_Data entries for graphics:_
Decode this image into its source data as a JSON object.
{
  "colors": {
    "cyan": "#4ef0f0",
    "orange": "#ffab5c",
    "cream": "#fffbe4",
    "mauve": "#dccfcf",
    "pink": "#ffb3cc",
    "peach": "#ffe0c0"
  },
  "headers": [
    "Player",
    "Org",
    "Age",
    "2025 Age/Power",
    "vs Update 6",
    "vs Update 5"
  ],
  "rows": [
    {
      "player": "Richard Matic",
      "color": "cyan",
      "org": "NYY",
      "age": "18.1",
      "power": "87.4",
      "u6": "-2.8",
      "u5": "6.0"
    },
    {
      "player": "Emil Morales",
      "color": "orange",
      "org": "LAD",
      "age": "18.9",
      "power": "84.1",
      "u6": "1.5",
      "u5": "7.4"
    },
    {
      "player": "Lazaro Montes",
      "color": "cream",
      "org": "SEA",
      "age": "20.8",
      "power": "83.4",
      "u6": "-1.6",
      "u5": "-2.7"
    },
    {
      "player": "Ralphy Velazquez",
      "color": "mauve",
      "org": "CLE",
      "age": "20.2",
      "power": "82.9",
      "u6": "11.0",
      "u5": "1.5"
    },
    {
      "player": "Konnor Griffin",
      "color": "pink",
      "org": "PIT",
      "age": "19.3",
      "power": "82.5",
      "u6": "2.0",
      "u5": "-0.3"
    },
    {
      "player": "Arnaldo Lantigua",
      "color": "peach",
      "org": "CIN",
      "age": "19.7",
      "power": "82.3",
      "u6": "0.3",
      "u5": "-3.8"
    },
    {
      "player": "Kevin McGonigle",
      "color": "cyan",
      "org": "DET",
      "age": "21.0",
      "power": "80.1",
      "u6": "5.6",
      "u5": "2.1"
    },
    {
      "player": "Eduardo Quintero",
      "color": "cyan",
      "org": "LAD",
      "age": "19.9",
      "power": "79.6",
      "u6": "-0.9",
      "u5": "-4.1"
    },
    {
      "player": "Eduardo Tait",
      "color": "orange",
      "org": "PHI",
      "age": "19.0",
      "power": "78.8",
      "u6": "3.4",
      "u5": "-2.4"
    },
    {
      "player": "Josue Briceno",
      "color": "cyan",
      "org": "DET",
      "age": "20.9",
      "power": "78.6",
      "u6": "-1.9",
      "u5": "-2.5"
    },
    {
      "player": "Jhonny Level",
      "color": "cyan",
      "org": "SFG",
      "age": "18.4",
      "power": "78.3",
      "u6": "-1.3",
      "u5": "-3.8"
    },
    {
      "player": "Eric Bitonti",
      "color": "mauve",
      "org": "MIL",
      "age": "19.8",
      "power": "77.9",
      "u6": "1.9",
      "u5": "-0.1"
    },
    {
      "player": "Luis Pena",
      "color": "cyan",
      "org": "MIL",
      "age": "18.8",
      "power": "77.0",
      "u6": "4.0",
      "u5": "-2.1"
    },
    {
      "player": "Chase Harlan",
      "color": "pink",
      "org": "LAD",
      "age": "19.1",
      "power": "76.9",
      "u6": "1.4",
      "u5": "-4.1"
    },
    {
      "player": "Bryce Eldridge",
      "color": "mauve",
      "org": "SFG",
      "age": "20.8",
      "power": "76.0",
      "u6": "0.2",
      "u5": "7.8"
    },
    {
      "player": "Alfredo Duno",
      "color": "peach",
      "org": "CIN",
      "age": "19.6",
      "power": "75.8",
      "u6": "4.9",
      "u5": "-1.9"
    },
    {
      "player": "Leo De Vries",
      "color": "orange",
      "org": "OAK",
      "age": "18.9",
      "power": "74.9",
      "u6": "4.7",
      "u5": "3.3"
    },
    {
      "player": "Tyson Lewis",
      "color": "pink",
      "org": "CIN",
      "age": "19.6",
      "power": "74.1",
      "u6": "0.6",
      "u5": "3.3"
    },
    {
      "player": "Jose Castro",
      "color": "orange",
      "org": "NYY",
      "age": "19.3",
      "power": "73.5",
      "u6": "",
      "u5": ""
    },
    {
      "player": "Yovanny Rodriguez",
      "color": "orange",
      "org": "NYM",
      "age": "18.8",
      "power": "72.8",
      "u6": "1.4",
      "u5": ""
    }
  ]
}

_AIM:_ Copy every line of the records above that holds the word "Eduardo".

_EXPECTED ANSWER:_
      "player": "Eduardo Quintero",
      "player": "Eduardo Tait",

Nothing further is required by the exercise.